Data for processing:
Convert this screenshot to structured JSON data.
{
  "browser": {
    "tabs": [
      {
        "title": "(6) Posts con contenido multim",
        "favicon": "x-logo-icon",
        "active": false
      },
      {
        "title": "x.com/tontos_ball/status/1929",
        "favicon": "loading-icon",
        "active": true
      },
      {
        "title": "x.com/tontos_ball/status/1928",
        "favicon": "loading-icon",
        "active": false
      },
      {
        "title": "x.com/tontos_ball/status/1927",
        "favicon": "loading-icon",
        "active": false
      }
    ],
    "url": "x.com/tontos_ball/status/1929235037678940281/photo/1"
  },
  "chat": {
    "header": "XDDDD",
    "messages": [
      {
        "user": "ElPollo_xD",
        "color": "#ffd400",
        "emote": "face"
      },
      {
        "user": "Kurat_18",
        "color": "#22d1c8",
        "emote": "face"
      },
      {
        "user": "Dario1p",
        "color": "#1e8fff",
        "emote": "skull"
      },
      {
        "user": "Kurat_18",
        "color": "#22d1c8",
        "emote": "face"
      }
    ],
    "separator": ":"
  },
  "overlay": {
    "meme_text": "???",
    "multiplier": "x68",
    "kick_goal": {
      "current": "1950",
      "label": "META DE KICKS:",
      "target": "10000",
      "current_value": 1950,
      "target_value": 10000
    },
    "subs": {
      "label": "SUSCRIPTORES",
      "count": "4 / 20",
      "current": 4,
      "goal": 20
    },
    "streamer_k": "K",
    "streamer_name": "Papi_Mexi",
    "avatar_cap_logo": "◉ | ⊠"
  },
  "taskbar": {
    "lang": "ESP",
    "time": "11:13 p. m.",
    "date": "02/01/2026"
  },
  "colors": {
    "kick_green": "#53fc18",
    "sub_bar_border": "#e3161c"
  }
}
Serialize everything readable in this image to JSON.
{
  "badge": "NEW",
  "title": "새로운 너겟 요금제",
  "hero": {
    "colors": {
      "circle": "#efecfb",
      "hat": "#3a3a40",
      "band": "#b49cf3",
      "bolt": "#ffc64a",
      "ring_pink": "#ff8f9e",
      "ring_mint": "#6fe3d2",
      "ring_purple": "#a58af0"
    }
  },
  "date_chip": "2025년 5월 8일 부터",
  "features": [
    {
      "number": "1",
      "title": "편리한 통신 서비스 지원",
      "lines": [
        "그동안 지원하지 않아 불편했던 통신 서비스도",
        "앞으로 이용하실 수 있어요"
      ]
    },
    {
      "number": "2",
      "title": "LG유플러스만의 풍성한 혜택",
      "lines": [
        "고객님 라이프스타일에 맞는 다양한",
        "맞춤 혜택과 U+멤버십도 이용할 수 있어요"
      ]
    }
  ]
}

Directions: Restate the listing above word for word.

Result of the task:
Convert this screenshot to structured JSON data.
{
  "browser": {
    "tabs": [
      {
        "title": "(6) Posts con contenido multim",
        "favicon": "x-logo-icon",
        "active": false
      },
      {
        "title": "x.com/tontos_ball/status/1929",
        "favicon": "loading-icon",
        "active": true
      },
      {
        "title": "x.com/tontos_ball/status/1928",
        "favicon": "loading-icon",
        "active": false
      },
      {
        "title": "x.com/tontos_ball/status/1927",
        "favicon": "loading-icon",
        "active": false
      }
    ],
    "url": "x.com/tontos_ball/status/1929235037678940281/photo/1"
  },
  "chat": {
    "header": "XDDDD",
    "messages": [
      {
        "user": "ElPollo_xD",
        "color": "#ffd400",
        "emote": "face"
      },
      {
        "user": "Kurat_18",
        "color": "#22d1c8",
        "emote": "face"
      },
      {
        "user": "Dario1p",
        "color": "#1e8fff",
        "emote": "skull"
      },
      {
        "user": "Kurat_18",
        "color": "#22d1c8",
        "emote": "face"
      }
    ],
    "separator": ":"
  },
  "overlay": {
    "meme_text": "???",
    "multiplier": "x68",
    "kick_goal": {
      "current": "1950",
      "label": "META DE KICKS:",
      "target": "10000",
      "current_value": 1950,
      "target_value": 10000
    },
    "subs": {
      "label": "SUSCRIPTORES",
      "count": "4 / 20",
      "current": 4,
      "goal": 20
    },
    "streamer_k": "K",
    "streamer_name": "Papi_Mexi",
    "avatar_cap_logo": "◉ | ⊠"
  },
  "taskbar": {
    "lang": "ESP",
    "time": "11:13 p. m.",
    "date": "02/01/2026"
  },
  "colors": {
    "kick_green": "#53fc18",
    "sub_bar_border": "#e3161c"
  }
}
Serialize everything readable in this image to JSON.
{
  "badge": "NEW",
  "title": "새로운 너겟 요금제",
  "hero": {
    "colors": {
      "circle": "#efecfb",
      "hat": "#3a3a40",
      "band": "#b49cf3",
      "bolt": "#ffc64a",
      "ring_pink": "#ff8f9e",
      "ring_mint": "#6fe3d2",
      "ring_purple": "#a58af0"
    }
  },
  "date_chip": "2025년 5월 8일 부터",
  "features": [
    {
      "number": "1",
      "title": "편리한 통신 서비스 지원",
      "lines": [
        "그동안 지원하지 않아 불편했던 통신 서비스도",
        "앞으로 이용하실 수 있어요"
      ]
    },
    {
      "number": "2",
      "title": "LG유플러스만의 풍성한 혜택",
      "lines": [
        "고객님 라이프스타일에 맞는 다양한",
        "맞춤 혜택과 U+멤버십도 이용할 수 있어요"
      ]
    }
  ]
}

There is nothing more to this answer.